----- Records for processing

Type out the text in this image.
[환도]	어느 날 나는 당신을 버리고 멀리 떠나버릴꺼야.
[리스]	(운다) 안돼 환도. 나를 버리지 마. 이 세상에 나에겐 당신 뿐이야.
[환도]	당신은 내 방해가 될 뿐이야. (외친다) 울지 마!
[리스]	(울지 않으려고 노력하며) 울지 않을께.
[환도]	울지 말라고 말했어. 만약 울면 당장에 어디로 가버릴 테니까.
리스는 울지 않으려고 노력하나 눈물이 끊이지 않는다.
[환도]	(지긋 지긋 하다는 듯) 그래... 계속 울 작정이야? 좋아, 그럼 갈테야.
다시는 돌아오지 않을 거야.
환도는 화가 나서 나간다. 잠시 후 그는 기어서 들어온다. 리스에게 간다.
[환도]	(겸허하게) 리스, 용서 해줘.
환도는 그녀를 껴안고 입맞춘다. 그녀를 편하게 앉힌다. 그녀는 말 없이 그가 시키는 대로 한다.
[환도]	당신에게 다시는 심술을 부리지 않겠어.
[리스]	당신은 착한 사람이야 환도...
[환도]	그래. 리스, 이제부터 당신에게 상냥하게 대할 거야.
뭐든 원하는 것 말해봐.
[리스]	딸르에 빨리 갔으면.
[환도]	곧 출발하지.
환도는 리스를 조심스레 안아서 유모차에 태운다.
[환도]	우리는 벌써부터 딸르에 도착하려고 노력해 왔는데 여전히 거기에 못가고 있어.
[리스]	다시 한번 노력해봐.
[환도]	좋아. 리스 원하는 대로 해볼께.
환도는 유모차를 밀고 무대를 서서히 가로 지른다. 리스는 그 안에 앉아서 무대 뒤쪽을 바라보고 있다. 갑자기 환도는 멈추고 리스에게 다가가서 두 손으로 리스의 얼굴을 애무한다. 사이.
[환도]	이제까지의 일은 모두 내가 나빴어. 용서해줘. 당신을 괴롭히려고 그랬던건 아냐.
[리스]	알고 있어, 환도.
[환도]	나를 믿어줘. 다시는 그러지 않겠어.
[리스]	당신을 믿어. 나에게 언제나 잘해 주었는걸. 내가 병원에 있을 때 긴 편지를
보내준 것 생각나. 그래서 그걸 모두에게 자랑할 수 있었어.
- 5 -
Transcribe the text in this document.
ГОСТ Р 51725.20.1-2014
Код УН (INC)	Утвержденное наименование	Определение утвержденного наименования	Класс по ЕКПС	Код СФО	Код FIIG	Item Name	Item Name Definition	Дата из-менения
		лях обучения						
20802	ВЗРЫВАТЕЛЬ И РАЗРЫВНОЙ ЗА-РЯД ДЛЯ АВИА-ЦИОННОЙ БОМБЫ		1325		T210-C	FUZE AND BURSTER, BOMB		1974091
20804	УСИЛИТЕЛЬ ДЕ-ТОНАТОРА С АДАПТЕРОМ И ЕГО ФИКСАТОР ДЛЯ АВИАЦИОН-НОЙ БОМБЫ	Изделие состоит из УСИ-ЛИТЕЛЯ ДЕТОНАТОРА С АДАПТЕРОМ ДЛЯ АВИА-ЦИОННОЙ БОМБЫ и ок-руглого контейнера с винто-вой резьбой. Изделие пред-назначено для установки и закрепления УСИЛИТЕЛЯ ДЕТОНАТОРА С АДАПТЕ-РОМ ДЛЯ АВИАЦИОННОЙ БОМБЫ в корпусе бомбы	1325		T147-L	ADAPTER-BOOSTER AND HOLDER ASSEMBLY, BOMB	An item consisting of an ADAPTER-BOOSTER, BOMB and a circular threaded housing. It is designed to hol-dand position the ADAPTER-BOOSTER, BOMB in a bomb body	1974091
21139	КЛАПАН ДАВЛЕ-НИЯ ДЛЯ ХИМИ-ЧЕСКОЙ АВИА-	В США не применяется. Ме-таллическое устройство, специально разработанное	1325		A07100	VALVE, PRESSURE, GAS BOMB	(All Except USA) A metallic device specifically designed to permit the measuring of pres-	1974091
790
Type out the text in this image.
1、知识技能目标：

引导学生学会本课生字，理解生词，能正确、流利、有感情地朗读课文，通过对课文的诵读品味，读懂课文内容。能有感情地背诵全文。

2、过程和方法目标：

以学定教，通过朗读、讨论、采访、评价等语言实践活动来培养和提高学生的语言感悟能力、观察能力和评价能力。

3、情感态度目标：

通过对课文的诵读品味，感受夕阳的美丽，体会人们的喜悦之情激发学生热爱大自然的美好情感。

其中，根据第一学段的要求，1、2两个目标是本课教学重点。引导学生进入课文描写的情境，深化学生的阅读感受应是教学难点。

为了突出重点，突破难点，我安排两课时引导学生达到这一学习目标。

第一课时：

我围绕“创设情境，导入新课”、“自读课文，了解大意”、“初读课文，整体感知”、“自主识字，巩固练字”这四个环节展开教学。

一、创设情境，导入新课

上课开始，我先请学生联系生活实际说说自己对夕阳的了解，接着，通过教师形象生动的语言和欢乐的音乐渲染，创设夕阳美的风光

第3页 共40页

----------

• _Description of the task_: Look through the lines above and collect those with the word "ЦИОННОЙ".

• _Full output_:
20802	ВЗРЫВАТЕЛЬ И РАЗРЫВНОЙ ЗА-РЯД ДЛЯ АВИА-ЦИОННОЙ БОМБЫ		1325		T210-C	FUZE AND BURSTER, BOMB		1974091
20804	УСИЛИТЕЛЬ ДЕ-ТОНАТОРА С АДАПТЕРОМ И ЕГО ФИКСАТОР ДЛЯ АВИАЦИОН-НОЙ БОМБЫ	Изделие состоит из УСИ-ЛИТЕЛЯ ДЕТОНАТОРА С АДАПТЕРОМ ДЛЯ АВИА-ЦИОННОЙ БОМБЫ и ок-руглого контейнера с винто-вой резьбой. Изделие пред-назначено для установки и закрепления УСИЛИТЕЛЯ ДЕТОНАТОРА С АДАПТЕ-РОМ ДЛЯ АВИАЦИОННОЙ БОМБЫ в корпусе бомбы	1325		T147-L	ADAPTER-BOOSTER AND HOLDER ASSEMBLY, BOMB	An item consisting of an ADAPTER-BOOSTER, BOMB and a circular threaded housing. It is designed to hol-dand position the ADAPTER-BOOSTER, BOMB in a bomb body	1974091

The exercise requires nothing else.